**The problem:**
Copy all lines that contain the word "temp".

Entries taken from a collection
— Start —

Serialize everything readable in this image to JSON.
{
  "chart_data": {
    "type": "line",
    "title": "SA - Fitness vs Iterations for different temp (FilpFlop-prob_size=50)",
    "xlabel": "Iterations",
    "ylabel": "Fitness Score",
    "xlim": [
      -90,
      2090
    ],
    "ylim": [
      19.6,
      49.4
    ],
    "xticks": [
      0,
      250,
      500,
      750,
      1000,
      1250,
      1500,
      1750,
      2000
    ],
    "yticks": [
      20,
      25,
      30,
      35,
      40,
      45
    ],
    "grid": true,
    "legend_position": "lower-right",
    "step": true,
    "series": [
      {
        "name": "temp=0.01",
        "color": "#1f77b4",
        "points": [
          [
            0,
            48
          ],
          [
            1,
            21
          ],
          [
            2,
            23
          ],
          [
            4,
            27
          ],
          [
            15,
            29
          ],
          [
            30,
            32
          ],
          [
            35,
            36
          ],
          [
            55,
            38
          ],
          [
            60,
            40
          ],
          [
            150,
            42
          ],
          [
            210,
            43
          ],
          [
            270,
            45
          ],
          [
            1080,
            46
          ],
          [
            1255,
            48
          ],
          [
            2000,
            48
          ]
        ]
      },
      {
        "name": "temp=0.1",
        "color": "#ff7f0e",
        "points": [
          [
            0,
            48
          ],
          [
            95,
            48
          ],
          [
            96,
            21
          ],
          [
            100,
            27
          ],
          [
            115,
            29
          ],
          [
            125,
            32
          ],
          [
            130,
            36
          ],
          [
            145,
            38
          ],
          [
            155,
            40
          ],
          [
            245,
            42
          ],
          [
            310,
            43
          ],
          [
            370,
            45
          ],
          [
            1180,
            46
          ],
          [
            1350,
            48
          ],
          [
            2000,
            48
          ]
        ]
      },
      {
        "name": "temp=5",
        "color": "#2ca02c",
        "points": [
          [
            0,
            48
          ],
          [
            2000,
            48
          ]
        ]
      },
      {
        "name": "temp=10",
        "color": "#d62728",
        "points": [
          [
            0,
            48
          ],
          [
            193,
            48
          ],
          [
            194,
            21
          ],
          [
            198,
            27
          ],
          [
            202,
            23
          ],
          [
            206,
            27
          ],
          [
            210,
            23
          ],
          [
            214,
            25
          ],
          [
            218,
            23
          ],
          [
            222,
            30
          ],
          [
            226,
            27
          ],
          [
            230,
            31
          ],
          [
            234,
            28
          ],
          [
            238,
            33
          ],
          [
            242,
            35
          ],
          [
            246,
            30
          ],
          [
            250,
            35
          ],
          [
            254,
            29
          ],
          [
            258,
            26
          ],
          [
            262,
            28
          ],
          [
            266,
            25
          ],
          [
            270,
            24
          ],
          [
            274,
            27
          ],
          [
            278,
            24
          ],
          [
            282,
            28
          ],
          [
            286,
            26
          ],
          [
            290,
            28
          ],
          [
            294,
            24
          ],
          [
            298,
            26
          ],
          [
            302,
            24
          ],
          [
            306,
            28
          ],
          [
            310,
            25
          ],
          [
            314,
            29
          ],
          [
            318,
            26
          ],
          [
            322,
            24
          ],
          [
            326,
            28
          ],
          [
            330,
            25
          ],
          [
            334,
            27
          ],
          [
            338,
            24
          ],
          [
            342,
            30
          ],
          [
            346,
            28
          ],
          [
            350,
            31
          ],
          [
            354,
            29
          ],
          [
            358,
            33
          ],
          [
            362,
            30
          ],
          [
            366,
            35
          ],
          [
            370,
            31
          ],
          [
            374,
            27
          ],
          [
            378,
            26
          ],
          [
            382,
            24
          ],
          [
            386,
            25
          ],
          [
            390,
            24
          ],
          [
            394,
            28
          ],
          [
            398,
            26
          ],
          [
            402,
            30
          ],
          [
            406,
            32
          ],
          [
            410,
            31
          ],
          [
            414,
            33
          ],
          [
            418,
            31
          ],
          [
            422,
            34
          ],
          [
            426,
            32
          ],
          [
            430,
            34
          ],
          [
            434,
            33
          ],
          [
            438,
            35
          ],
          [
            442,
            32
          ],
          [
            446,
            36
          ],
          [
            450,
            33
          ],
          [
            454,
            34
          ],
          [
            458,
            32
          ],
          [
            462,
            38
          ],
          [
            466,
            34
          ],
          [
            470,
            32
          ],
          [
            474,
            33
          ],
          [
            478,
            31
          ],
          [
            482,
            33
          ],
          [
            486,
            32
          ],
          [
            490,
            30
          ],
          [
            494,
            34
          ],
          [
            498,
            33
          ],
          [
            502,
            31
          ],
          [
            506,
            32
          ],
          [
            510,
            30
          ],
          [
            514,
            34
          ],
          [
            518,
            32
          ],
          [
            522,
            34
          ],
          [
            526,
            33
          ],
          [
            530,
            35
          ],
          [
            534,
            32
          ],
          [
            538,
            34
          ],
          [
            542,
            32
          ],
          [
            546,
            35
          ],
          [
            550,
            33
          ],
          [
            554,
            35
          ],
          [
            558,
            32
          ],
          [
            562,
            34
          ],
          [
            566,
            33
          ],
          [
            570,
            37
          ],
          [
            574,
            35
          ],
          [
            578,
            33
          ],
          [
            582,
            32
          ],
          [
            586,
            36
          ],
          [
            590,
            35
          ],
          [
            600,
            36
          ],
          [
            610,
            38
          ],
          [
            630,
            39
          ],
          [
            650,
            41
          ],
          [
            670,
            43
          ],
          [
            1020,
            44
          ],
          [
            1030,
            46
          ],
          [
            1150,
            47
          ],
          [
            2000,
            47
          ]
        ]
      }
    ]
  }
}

— End —

**Output:**
    "title": "SA - Fitness vs Iterations for different temp (FilpFlop-prob_size=50)",
        "name": "temp=0.01",
        "name": "temp=0.1",
        "name": "temp=5",
        "name": "temp=10",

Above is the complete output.